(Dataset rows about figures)
[START]

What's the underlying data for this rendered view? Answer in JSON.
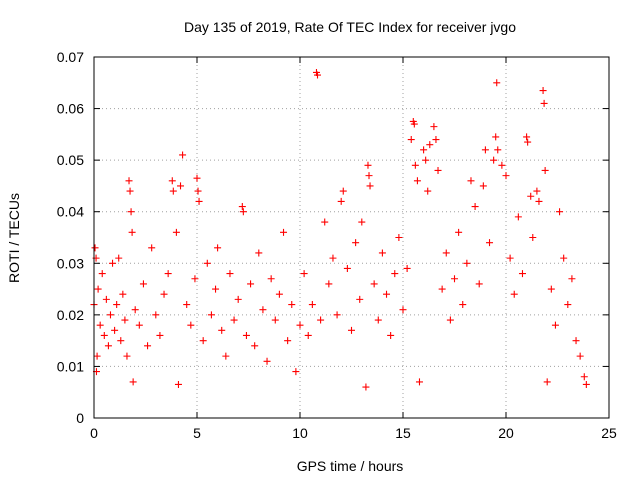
{
  "chart_data": {
    "type": "scatter",
    "title": "Day 135 of 2019, Rate Of TEC Index for receiver jvgo",
    "xlabel": "GPS time / hours",
    "ylabel": "ROTI / TECUs",
    "xlim": [
      0,
      25
    ],
    "ylim": [
      0,
      0.07
    ],
    "xticks": [
      0,
      5,
      10,
      15,
      20,
      25
    ],
    "xtick_labels": [
      "0",
      "5",
      "10",
      "15",
      "20",
      "25"
    ],
    "yticks": [
      0,
      0.01,
      0.02,
      0.03,
      0.04,
      0.05,
      0.06,
      0.07
    ],
    "ytick_labels": [
      "0",
      "0.01",
      "0.02",
      "0.03",
      "0.04",
      "0.05",
      "0.06",
      "0.07"
    ],
    "grid": true,
    "marker": "+",
    "marker_color": "#ff0000",
    "series": [
      {
        "name": "ROTI",
        "points": [
          [
            0.0,
            0.022
          ],
          [
            0.05,
            0.033
          ],
          [
            0.1,
            0.031
          ],
          [
            0.12,
            0.009
          ],
          [
            0.15,
            0.012
          ],
          [
            0.2,
            0.025
          ],
          [
            0.3,
            0.018
          ],
          [
            0.4,
            0.028
          ],
          [
            0.5,
            0.016
          ],
          [
            0.6,
            0.023
          ],
          [
            0.7,
            0.014
          ],
          [
            0.8,
            0.02
          ],
          [
            0.9,
            0.03
          ],
          [
            1.0,
            0.017
          ],
          [
            1.1,
            0.022
          ],
          [
            1.2,
            0.031
          ],
          [
            1.3,
            0.015
          ],
          [
            1.4,
            0.024
          ],
          [
            1.5,
            0.019
          ],
          [
            1.6,
            0.012
          ],
          [
            1.7,
            0.046
          ],
          [
            1.75,
            0.044
          ],
          [
            1.8,
            0.04
          ],
          [
            1.85,
            0.036
          ],
          [
            1.9,
            0.007
          ],
          [
            2.0,
            0.021
          ],
          [
            2.2,
            0.018
          ],
          [
            2.4,
            0.026
          ],
          [
            2.6,
            0.014
          ],
          [
            2.8,
            0.033
          ],
          [
            3.0,
            0.02
          ],
          [
            3.2,
            0.016
          ],
          [
            3.4,
            0.024
          ],
          [
            3.6,
            0.028
          ],
          [
            3.8,
            0.046
          ],
          [
            3.85,
            0.044
          ],
          [
            4.0,
            0.036
          ],
          [
            4.1,
            0.0065
          ],
          [
            4.2,
            0.045
          ],
          [
            4.3,
            0.051
          ],
          [
            4.5,
            0.022
          ],
          [
            4.7,
            0.018
          ],
          [
            4.9,
            0.027
          ],
          [
            5.0,
            0.0465
          ],
          [
            5.05,
            0.044
          ],
          [
            5.1,
            0.042
          ],
          [
            5.3,
            0.015
          ],
          [
            5.5,
            0.03
          ],
          [
            5.7,
            0.02
          ],
          [
            5.9,
            0.025
          ],
          [
            6.0,
            0.033
          ],
          [
            6.2,
            0.017
          ],
          [
            6.4,
            0.012
          ],
          [
            6.6,
            0.028
          ],
          [
            6.8,
            0.019
          ],
          [
            7.0,
            0.023
          ],
          [
            7.2,
            0.041
          ],
          [
            7.25,
            0.04
          ],
          [
            7.4,
            0.016
          ],
          [
            7.6,
            0.026
          ],
          [
            7.8,
            0.014
          ],
          [
            8.0,
            0.032
          ],
          [
            8.2,
            0.021
          ],
          [
            8.4,
            0.011
          ],
          [
            8.6,
            0.027
          ],
          [
            8.8,
            0.019
          ],
          [
            9.0,
            0.024
          ],
          [
            9.2,
            0.036
          ],
          [
            9.4,
            0.015
          ],
          [
            9.6,
            0.022
          ],
          [
            9.8,
            0.009
          ],
          [
            10.0,
            0.018
          ],
          [
            10.2,
            0.028
          ],
          [
            10.4,
            0.016
          ],
          [
            10.6,
            0.022
          ],
          [
            10.8,
            0.067
          ],
          [
            10.85,
            0.0665
          ],
          [
            11.0,
            0.019
          ],
          [
            11.2,
            0.038
          ],
          [
            11.4,
            0.026
          ],
          [
            11.6,
            0.031
          ],
          [
            11.8,
            0.02
          ],
          [
            12.0,
            0.042
          ],
          [
            12.1,
            0.044
          ],
          [
            12.3,
            0.029
          ],
          [
            12.5,
            0.017
          ],
          [
            12.7,
            0.034
          ],
          [
            12.9,
            0.023
          ],
          [
            13.0,
            0.038
          ],
          [
            13.2,
            0.006
          ],
          [
            13.3,
            0.049
          ],
          [
            13.35,
            0.047
          ],
          [
            13.4,
            0.045
          ],
          [
            13.6,
            0.026
          ],
          [
            13.8,
            0.019
          ],
          [
            14.0,
            0.032
          ],
          [
            14.2,
            0.024
          ],
          [
            14.4,
            0.016
          ],
          [
            14.6,
            0.028
          ],
          [
            14.8,
            0.035
          ],
          [
            15.0,
            0.021
          ],
          [
            15.2,
            0.029
          ],
          [
            15.4,
            0.054
          ],
          [
            15.5,
            0.0575
          ],
          [
            15.55,
            0.057
          ],
          [
            15.6,
            0.049
          ],
          [
            15.7,
            0.046
          ],
          [
            15.8,
            0.007
          ],
          [
            16.0,
            0.052
          ],
          [
            16.1,
            0.05
          ],
          [
            16.2,
            0.044
          ],
          [
            16.3,
            0.053
          ],
          [
            16.5,
            0.0565
          ],
          [
            16.6,
            0.054
          ],
          [
            16.7,
            0.048
          ],
          [
            16.9,
            0.025
          ],
          [
            17.1,
            0.032
          ],
          [
            17.3,
            0.019
          ],
          [
            17.5,
            0.027
          ],
          [
            17.7,
            0.036
          ],
          [
            17.9,
            0.022
          ],
          [
            18.1,
            0.03
          ],
          [
            18.3,
            0.046
          ],
          [
            18.5,
            0.041
          ],
          [
            18.7,
            0.026
          ],
          [
            18.9,
            0.045
          ],
          [
            19.0,
            0.052
          ],
          [
            19.2,
            0.034
          ],
          [
            19.4,
            0.05
          ],
          [
            19.5,
            0.0545
          ],
          [
            19.55,
            0.065
          ],
          [
            19.6,
            0.052
          ],
          [
            19.8,
            0.049
          ],
          [
            20.0,
            0.047
          ],
          [
            20.2,
            0.031
          ],
          [
            20.4,
            0.024
          ],
          [
            20.6,
            0.039
          ],
          [
            20.8,
            0.028
          ],
          [
            21.0,
            0.0545
          ],
          [
            21.05,
            0.0535
          ],
          [
            21.2,
            0.043
          ],
          [
            21.3,
            0.035
          ],
          [
            21.5,
            0.044
          ],
          [
            21.6,
            0.042
          ],
          [
            21.8,
            0.0635
          ],
          [
            21.85,
            0.061
          ],
          [
            21.9,
            0.048
          ],
          [
            22.0,
            0.007
          ],
          [
            22.2,
            0.025
          ],
          [
            22.4,
            0.018
          ],
          [
            22.6,
            0.04
          ],
          [
            22.8,
            0.031
          ],
          [
            23.0,
            0.022
          ],
          [
            23.2,
            0.027
          ],
          [
            23.4,
            0.015
          ],
          [
            23.6,
            0.012
          ],
          [
            23.8,
            0.008
          ],
          [
            23.9,
            0.0065
          ]
        ]
      }
    ]
  }
}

[END]

What to work on: Transcribe the whole listing exactly. Pictures stay out of your copy.

Answer to the exercise:
What's the underlying data for this rendered view? Answer in JSON.
{
  "chart_data": {
    "type": "scatter",
    "title": "Day 135 of 2019, Rate Of TEC Index for receiver jvgo",
    "xlabel": "GPS time / hours",
    "ylabel": "ROTI / TECUs",
    "xlim": [
      0,
      25
    ],
    "ylim": [
      0,
      0.07
    ],
    "xticks": [
      0,
      5,
      10,
      15,
      20,
      25
    ],
    "xtick_labels": [
      "0",
      "5",
      "10",
      "15",
      "20",
      "25"
    ],
    "yticks": [
      0,
      0.01,
      0.02,
      0.03,
      0.04,
      0.05,
      0.06,
      0.07
    ],
    "ytick_labels": [
      "0",
      "0.01",
      "0.02",
      "0.03",
      "0.04",
      "0.05",
      "0.06",
      "0.07"
    ],
    "grid": true,
    "marker": "+",
    "marker_color": "#ff0000",
    "series": [
      {
        "name": "ROTI",
        "points": [
          [
            0.0,
            0.022
          ],
          [
            0.05,
            0.033
          ],
          [
            0.1,
            0.031
          ],
          [
            0.12,
            0.009
          ],
          [
            0.15,
            0.012
          ],
          [
            0.2,
            0.025
          ],
          [
            0.3,
            0.018
          ],
          [
            0.4,
            0.028
          ],
          [
            0.5,
            0.016
          ],
          [
            0.6,
            0.023
          ],
          [
            0.7,
            0.014
          ],
          [
            0.8,
            0.02
          ],
          [
            0.9,
            0.03
          ],
          [
            1.0,
            0.017
          ],
          [
            1.1,
            0.022
          ],
          [
            1.2,
            0.031
          ],
          [
            1.3,
            0.015
          ],
          [
            1.4,
            0.024
          ],
          [
            1.5,
            0.019
          ],
          [
            1.6,
            0.012
          ],
          [
            1.7,
            0.046
          ],
          [
            1.75,
            0.044
          ],
          [
            1.8,
            0.04
          ],
          [
            1.85,
            0.036
          ],
          [
            1.9,
            0.007
          ],
          [
            2.0,
            0.021
          ],
          [
            2.2,
            0.018
          ],
          [
            2.4,
            0.026
          ],
          [
            2.6,
            0.014
          ],
          [
            2.8,
            0.033
          ],
          [
            3.0,
            0.02
          ],
          [
            3.2,
            0.016
          ],
          [
            3.4,
            0.024
          ],
          [
            3.6,
            0.028
          ],
          [
            3.8,
            0.046
          ],
          [
            3.85,
            0.044
          ],
          [
            4.0,
            0.036
          ],
          [
            4.1,
            0.0065
          ],
          [
            4.2,
            0.045
          ],
          [
            4.3,
            0.051
          ],
          [
            4.5,
            0.022
          ],
          [
            4.7,
            0.018
          ],
          [
            4.9,
            0.027
          ],
          [
            5.0,
            0.0465
          ],
          [
            5.05,
            0.044
          ],
          [
            5.1,
            0.042
          ],
          [
            5.3,
            0.015
          ],
          [
            5.5,
            0.03
          ],
          [
            5.7,
            0.02
          ],
          [
            5.9,
            0.025
          ],
          [
            6.0,
            0.033
          ],
          [
            6.2,
            0.017
          ],
          [
            6.4,
            0.012
          ],
          [
            6.6,
            0.028
          ],
          [
            6.8,
            0.019
          ],
          [
            7.0,
            0.023
          ],
          [
            7.2,
            0.041
          ],
          [
            7.25,
            0.04
          ],
          [
            7.4,
            0.016
          ],
          [
            7.6,
            0.026
          ],
          [
            7.8,
            0.014
          ],
          [
            8.0,
            0.032
          ],
          [
            8.2,
            0.021
          ],
          [
            8.4,
            0.011
          ],
          [
            8.6,
            0.027
          ],
          [
            8.8,
            0.019
          ],
          [
            9.0,
            0.024
          ],
          [
            9.2,
            0.036
          ],
          [
            9.4,
            0.015
          ],
          [
            9.6,
            0.022
          ],
          [
            9.8,
            0.009
          ],
          [
            10.0,
            0.018
          ],
          [
            10.2,
            0.028
          ],
          [
            10.4,
            0.016
          ],
          [
            10.6,
            0.022
          ],
          [
            10.8,
            0.067
          ],
          [
            10.85,
            0.0665
          ],
          [
            11.0,
            0.019
          ],
          [
            11.2,
            0.038
          ],
          [
            11.4,
            0.026
          ],
          [
            11.6,
            0.031
          ],
          [
            11.8,
            0.02
          ],
          [
            12.0,
            0.042
          ],
          [
            12.1,
            0.044
          ],
          [
            12.3,
            0.029
          ],
          [
            12.5,
            0.017
          ],
          [
            12.7,
            0.034
          ],
          [
            12.9,
            0.023
          ],
          [
            13.0,
            0.038
          ],
          [
            13.2,
            0.006
          ],
          [
            13.3,
            0.049
          ],
          [
            13.35,
            0.047
          ],
          [
            13.4,
            0.045
          ],
          [
            13.6,
            0.026
          ],
          [
            13.8,
            0.019
          ],
          [
            14.0,
            0.032
          ],
          [
            14.2,
            0.024
          ],
          [
            14.4,
            0.016
          ],
          [
            14.6,
            0.028
          ],
          [
            14.8,
            0.035
          ],
          [
            15.0,
            0.021
          ],
          [
            15.2,
            0.029
          ],
          [
            15.4,
            0.054
          ],
          [
            15.5,
            0.0575
          ],
          [
            15.55,
            0.057
          ],
          [
            15.6,
            0.049
          ],
          [
            15.7,
            0.046
          ],
          [
            15.8,
            0.007
          ],
          [
            16.0,
            0.052
          ],
          [
            16.1,
            0.05
          ],
          [
            16.2,
            0.044
          ],
          [
            16.3,
            0.053
          ],
          [
            16.5,
            0.0565
          ],
          [
            16.6,
            0.054
          ],
          [
            16.7,
            0.048
          ],
          [
            16.9,
            0.025
          ],
          [
            17.1,
            0.032
          ],
          [
            17.3,
            0.019
          ],
          [
            17.5,
            0.027
          ],
          [
            17.7,
            0.036
          ],
          [
            17.9,
            0.022
          ],
          [
            18.1,
            0.03
          ],
          [
            18.3,
            0.046
          ],
          [
            18.5,
            0.041
          ],
          [
            18.7,
            0.026
          ],
          [
            18.9,
            0.045
          ],
          [
            19.0,
            0.052
          ],
          [
            19.2,
            0.034
          ],
          [
            19.4,
            0.05
          ],
          [
            19.5,
            0.0545
          ],
          [
            19.55,
            0.065
          ],
          [
            19.6,
            0.052
          ],
          [
            19.8,
            0.049
          ],
          [
            20.0,
            0.047
          ],
          [
            20.2,
            0.031
          ],
          [
            20.4,
            0.024
          ],
          [
            20.6,
            0.039
          ],
          [
            20.8,
            0.028
          ],
          [
            21.0,
            0.0545
          ],
          [
            21.05,
            0.0535
          ],
          [
            21.2,
            0.043
          ],
          [
            21.3,
            0.035
          ],
          [
            21.5,
            0.044
          ],
          [
            21.6,
            0.042
          ],
          [
            21.8,
            0.0635
          ],
          [
            21.85,
            0.061
          ],
          [
            21.9,
            0.048
          ],
          [
            22.0,
            0.007
          ],
          [
            22.2,
            0.025
          ],
          [
            22.4,
            0.018
          ],
          [
            22.6,
            0.04
          ],
          [
            22.8,
            0.031
          ],
          [
            23.0,
            0.022
          ],
          [
            23.2,
            0.027
          ],
          [
            23.4,
            0.015
          ],
          [
            23.6,
            0.012
          ],
          [
            23.8,
            0.008
          ],
          [
            23.9,
            0.0065
          ]
        ]
      }
    ]
  }
}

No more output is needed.